§ Exercise instructions
Copy out every line exactly, passing over the pictures.

(Items listed in a dataset)

▽

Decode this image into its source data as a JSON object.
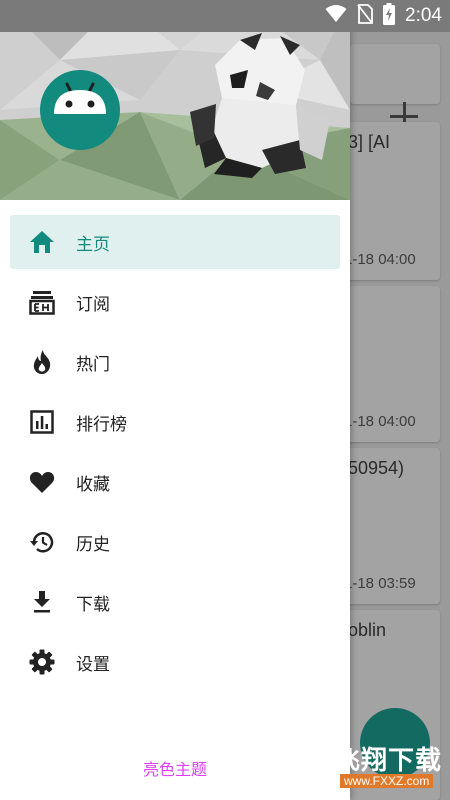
{
  "status_bar": {
    "time": "2:04",
    "icons": [
      "wifi-icon",
      "no-sim-icon",
      "battery-charging-icon"
    ]
  },
  "background": {
    "cards": [
      {
        "title": "3] [AI",
        "date": "1-18 04:00"
      },
      {
        "title": "",
        "date": "1-18 04:00"
      },
      {
        "title": "50954)",
        "date": "1-18 03:59"
      },
      {
        "title": "oblin",
        "date": ""
      }
    ]
  },
  "drawer": {
    "header": {
      "avatar_icon": "android-icon"
    },
    "menu": [
      {
        "label": "主页",
        "icon": "home-icon",
        "selected": true
      },
      {
        "label": "订阅",
        "icon": "subscription-icon",
        "selected": false
      },
      {
        "label": "热门",
        "icon": "fire-icon",
        "selected": false
      },
      {
        "label": "排行榜",
        "icon": "chart-icon",
        "selected": false
      },
      {
        "label": "收藏",
        "icon": "heart-icon",
        "selected": false
      },
      {
        "label": "历史",
        "icon": "history-icon",
        "selected": false
      },
      {
        "label": "下载",
        "icon": "download-icon",
        "selected": false
      },
      {
        "label": "设置",
        "icon": "gear-icon",
        "selected": false
      }
    ],
    "theme_toggle": "亮色主题"
  },
  "watermark": {
    "name": "飞翔下载",
    "url": "www.FXXZ.com"
  },
  "colors": {
    "accent": "#138a7e",
    "selected_bg": "#e0f0ee",
    "theme_toggle": "#e040fb"
  }
}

△

§ Reply
Decode this image into its source data as a JSON object.
{
  "status_bar": {
    "time": "2:04",
    "icons": [
      "wifi-icon",
      "no-sim-icon",
      "battery-charging-icon"
    ]
  },
  "background": {
    "cards": [
      {
        "title": "3] [AI",
        "date": "1-18 04:00"
      },
      {
        "title": "",
        "date": "1-18 04:00"
      },
      {
        "title": "50954)",
        "date": "1-18 03:59"
      },
      {
        "title": "oblin",
        "date": ""
      }
    ]
  },
  "drawer": {
    "header": {
      "avatar_icon": "android-icon"
    },
    "menu": [
      {
        "label": "主页",
        "icon": "home-icon",
        "selected": true
      },
      {
        "label": "订阅",
        "icon": "subscription-icon",
        "selected": false
      },
      {
        "label": "热门",
        "icon": "fire-icon",
        "selected": false
      },
      {
        "label": "排行榜",
        "icon": "chart-icon",
        "selected": false
      },
      {
        "label": "收藏",
        "icon": "heart-icon",
        "selected": false
      },
      {
        "label": "历史",
        "icon": "history-icon",
        "selected": false
      },
      {
        "label": "下载",
        "icon": "download-icon",
        "selected": false
      },
      {
        "label": "设置",
        "icon": "gear-icon",
        "selected": false
      }
    ],
    "theme_toggle": "亮色主题"
  },
  "watermark": {
    "name": "飞翔下载",
    "url": "www.FXXZ.com"
  },
  "colors": {
    "accent": "#138a7e",
    "selected_bg": "#e0f0ee",
    "theme_toggle": "#e040fb"
  }
}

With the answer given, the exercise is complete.